Which lines have the string "frequencies"? Copy all of them from the entries below.

── Information shown ──

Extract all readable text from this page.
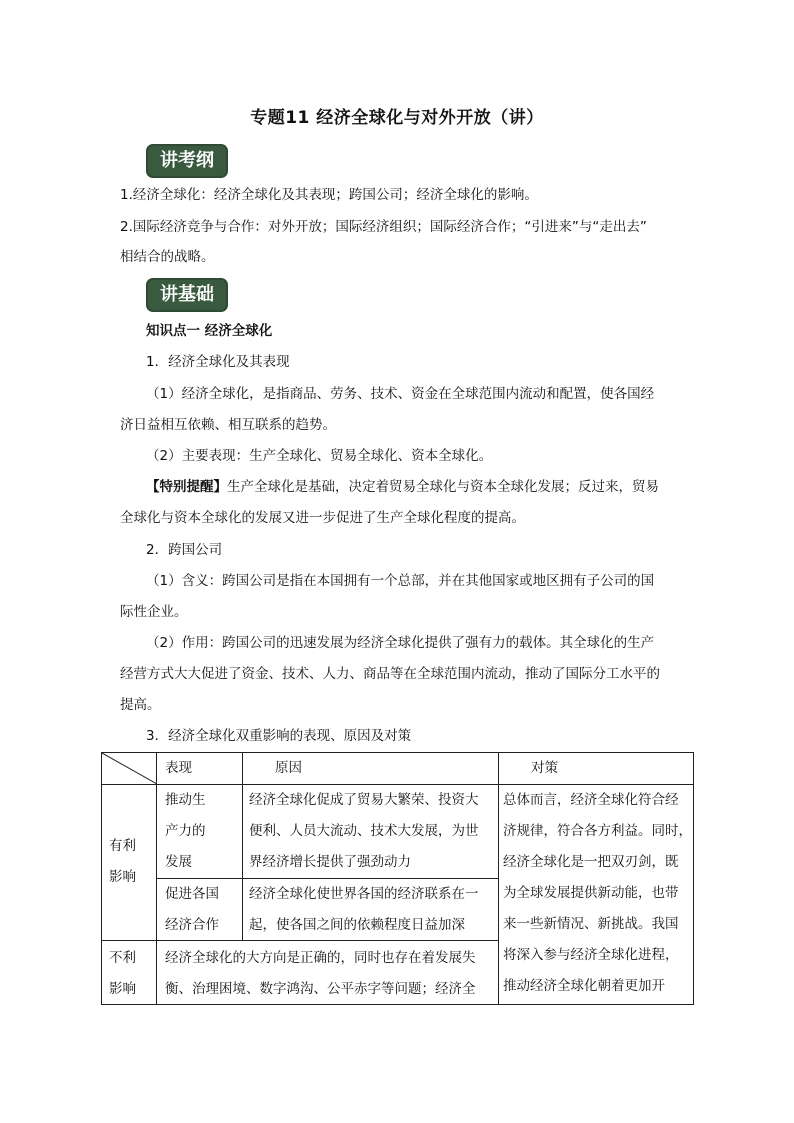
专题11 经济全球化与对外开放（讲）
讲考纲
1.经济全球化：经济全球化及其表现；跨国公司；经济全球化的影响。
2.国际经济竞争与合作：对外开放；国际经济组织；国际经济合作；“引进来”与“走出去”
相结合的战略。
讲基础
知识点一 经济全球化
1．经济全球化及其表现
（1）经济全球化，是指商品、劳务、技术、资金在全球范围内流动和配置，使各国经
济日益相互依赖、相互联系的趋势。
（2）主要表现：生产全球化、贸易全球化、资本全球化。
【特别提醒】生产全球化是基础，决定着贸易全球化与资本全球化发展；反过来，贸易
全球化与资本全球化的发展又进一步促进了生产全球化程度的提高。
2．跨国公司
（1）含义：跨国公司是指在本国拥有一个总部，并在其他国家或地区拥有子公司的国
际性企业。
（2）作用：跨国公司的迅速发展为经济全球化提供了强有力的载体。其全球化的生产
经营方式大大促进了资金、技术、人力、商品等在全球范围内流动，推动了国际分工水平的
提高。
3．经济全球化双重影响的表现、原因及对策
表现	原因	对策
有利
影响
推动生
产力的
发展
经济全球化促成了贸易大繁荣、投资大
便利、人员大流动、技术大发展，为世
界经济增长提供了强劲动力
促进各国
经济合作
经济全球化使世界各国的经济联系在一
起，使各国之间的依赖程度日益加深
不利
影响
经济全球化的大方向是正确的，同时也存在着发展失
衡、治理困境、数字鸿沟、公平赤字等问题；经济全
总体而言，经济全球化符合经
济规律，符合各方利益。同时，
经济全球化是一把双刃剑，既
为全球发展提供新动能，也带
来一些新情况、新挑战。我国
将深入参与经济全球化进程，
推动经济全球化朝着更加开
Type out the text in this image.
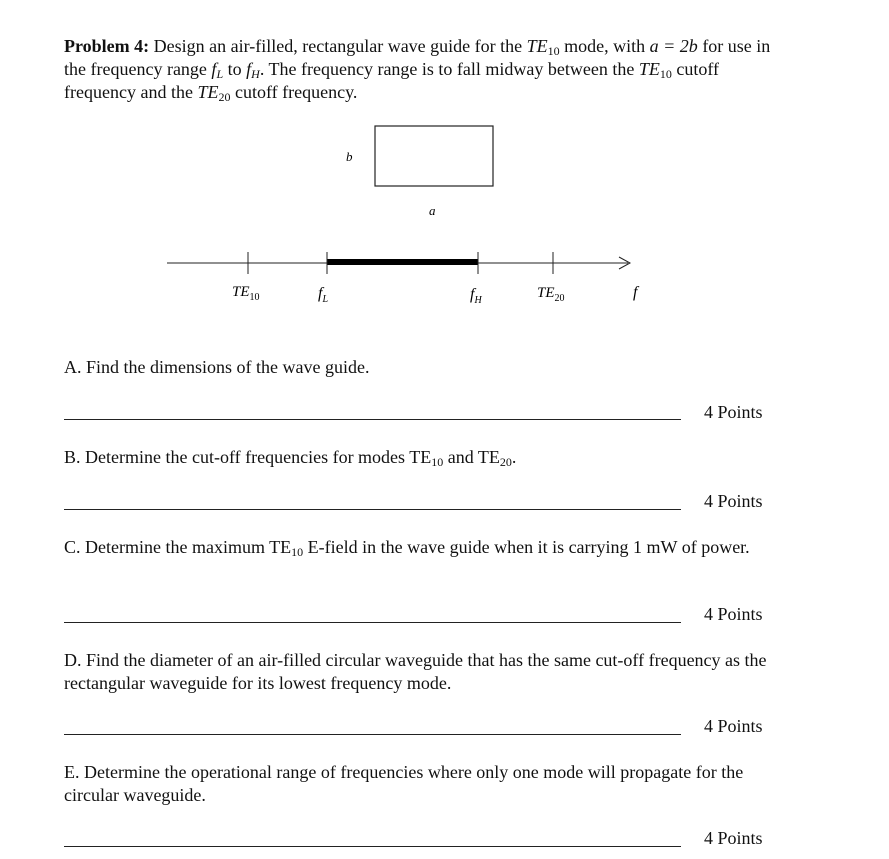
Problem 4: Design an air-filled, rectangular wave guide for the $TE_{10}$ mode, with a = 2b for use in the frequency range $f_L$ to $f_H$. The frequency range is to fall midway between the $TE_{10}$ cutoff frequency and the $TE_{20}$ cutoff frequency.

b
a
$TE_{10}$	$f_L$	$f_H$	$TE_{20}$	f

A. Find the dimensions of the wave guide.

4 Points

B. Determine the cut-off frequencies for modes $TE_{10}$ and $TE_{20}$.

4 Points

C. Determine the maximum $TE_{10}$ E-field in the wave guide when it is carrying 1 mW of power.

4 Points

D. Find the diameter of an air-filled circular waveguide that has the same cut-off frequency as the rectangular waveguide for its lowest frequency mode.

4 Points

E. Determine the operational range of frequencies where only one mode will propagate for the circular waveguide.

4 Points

───

◆ **Solution to this problem**
B. Determine the cut-off frequencies for modes $TE_{10}$ and $TE_{20}$.
E. Determine the operational range of frequencies where only one mode will propagate for the circular waveguide.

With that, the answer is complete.